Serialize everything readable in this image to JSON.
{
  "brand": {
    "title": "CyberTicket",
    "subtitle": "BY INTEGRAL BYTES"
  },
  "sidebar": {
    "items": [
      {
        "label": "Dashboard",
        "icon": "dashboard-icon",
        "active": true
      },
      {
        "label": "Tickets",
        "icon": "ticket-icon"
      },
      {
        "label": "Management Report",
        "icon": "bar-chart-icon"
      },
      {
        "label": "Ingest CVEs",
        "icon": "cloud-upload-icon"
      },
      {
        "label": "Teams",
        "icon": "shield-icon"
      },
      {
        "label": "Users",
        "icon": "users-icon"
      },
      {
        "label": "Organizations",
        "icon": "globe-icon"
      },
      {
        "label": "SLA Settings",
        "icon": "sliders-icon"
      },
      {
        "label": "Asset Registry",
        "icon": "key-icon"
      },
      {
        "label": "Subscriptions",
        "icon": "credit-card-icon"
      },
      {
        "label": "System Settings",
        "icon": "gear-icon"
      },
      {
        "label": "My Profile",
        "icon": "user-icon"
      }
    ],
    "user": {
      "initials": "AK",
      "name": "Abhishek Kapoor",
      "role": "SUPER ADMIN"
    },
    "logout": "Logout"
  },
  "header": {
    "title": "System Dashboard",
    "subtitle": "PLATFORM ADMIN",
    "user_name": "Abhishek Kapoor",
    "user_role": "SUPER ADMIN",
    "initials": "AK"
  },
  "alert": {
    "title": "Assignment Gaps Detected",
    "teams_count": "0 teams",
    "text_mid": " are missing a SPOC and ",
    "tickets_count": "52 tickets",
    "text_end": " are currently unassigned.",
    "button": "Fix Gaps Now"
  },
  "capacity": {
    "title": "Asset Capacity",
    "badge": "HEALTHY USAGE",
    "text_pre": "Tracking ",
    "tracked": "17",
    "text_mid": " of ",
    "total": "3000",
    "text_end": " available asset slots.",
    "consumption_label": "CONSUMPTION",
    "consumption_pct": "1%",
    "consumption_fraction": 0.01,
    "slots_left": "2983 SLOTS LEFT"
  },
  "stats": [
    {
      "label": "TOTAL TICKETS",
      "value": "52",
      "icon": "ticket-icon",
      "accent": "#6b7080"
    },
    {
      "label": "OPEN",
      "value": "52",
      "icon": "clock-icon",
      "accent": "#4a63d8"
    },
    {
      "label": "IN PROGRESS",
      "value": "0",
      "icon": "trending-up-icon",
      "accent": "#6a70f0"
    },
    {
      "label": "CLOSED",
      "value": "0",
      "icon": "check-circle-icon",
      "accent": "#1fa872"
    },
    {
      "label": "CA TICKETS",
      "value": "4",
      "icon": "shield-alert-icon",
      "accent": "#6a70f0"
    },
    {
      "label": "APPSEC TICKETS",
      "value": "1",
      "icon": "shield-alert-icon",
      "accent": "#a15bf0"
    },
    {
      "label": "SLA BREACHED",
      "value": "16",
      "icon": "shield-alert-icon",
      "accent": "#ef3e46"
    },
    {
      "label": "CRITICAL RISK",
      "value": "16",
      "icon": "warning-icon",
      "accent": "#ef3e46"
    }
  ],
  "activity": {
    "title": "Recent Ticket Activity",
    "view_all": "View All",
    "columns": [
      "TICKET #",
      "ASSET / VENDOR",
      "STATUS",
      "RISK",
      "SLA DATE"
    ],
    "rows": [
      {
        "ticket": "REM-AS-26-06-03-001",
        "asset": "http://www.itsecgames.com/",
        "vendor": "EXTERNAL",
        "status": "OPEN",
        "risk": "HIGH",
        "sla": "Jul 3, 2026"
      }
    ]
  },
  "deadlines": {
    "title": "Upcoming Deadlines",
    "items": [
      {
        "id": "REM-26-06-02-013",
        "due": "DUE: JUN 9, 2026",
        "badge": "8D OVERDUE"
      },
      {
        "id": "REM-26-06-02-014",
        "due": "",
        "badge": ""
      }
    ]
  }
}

◆ Exercise: Repeat the material in full, exactly as it stands.

◆ Answer to this task:
Serialize everything readable in this image to JSON.
{
  "brand": {
    "title": "CyberTicket",
    "subtitle": "BY INTEGRAL BYTES"
  },
  "sidebar": {
    "items": [
      {
        "label": "Dashboard",
        "icon": "dashboard-icon",
        "active": true
      },
      {
        "label": "Tickets",
        "icon": "ticket-icon"
      },
      {
        "label": "Management Report",
        "icon": "bar-chart-icon"
      },
      {
        "label": "Ingest CVEs",
        "icon": "cloud-upload-icon"
      },
      {
        "label": "Teams",
        "icon": "shield-icon"
      },
      {
        "label": "Users",
        "icon": "users-icon"
      },
      {
        "label": "Organizations",
        "icon": "globe-icon"
      },
      {
        "label": "SLA Settings",
        "icon": "sliders-icon"
      },
      {
        "label": "Asset Registry",
        "icon": "key-icon"
      },
      {
        "label": "Subscriptions",
        "icon": "credit-card-icon"
      },
      {
        "label": "System Settings",
        "icon": "gear-icon"
      },
      {
        "label": "My Profile",
        "icon": "user-icon"
      }
    ],
    "user": {
      "initials": "AK",
      "name": "Abhishek Kapoor",
      "role": "SUPER ADMIN"
    },
    "logout": "Logout"
  },
  "header": {
    "title": "System Dashboard",
    "subtitle": "PLATFORM ADMIN",
    "user_name": "Abhishek Kapoor",
    "user_role": "SUPER ADMIN",
    "initials": "AK"
  },
  "alert": {
    "title": "Assignment Gaps Detected",
    "teams_count": "0 teams",
    "text_mid": " are missing a SPOC and ",
    "tickets_count": "52 tickets",
    "text_end": " are currently unassigned.",
    "button": "Fix Gaps Now"
  },
  "capacity": {
    "title": "Asset Capacity",
    "badge": "HEALTHY USAGE",
    "text_pre": "Tracking ",
    "tracked": "17",
    "text_mid": " of ",
    "total": "3000",
    "text_end": " available asset slots.",
    "consumption_label": "CONSUMPTION",
    "consumption_pct": "1%",
    "consumption_fraction": 0.01,
    "slots_left": "2983 SLOTS LEFT"
  },
  "stats": [
    {
      "label": "TOTAL TICKETS",
      "value": "52",
      "icon": "ticket-icon",
      "accent": "#6b7080"
    },
    {
      "label": "OPEN",
      "value": "52",
      "icon": "clock-icon",
      "accent": "#4a63d8"
    },
    {
      "label": "IN PROGRESS",
      "value": "0",
      "icon": "trending-up-icon",
      "accent": "#6a70f0"
    },
    {
      "label": "CLOSED",
      "value": "0",
      "icon": "check-circle-icon",
      "accent": "#1fa872"
    },
    {
      "label": "CA TICKETS",
      "value": "4",
      "icon": "shield-alert-icon",
      "accent": "#6a70f0"
    },
    {
      "label": "APPSEC TICKETS",
      "value": "1",
      "icon": "shield-alert-icon",
      "accent": "#a15bf0"
    },
    {
      "label": "SLA BREACHED",
      "value": "16",
      "icon": "shield-alert-icon",
      "accent": "#ef3e46"
    },
    {
      "label": "CRITICAL RISK",
      "value": "16",
      "icon": "warning-icon",
      "accent": "#ef3e46"
    }
  ],
  "activity": {
    "title": "Recent Ticket Activity",
    "view_all": "View All",
    "columns": [
      "TICKET #",
      "ASSET / VENDOR",
      "STATUS",
      "RISK",
      "SLA DATE"
    ],
    "rows": [
      {
        "ticket": "REM-AS-26-06-03-001",
        "asset": "http://www.itsecgames.com/",
        "vendor": "EXTERNAL",
        "status": "OPEN",
        "risk": "HIGH",
        "sla": "Jul 3, 2026"
      }
    ]
  },
  "deadlines": {
    "title": "Upcoming Deadlines",
    "items": [
      {
        "id": "REM-26-06-02-013",
        "due": "DUE: JUN 9, 2026",
        "badge": "8D OVERDUE"
      },
      {
        "id": "REM-26-06-02-014",
        "due": "",
        "badge": ""
      }
    ]
  }
}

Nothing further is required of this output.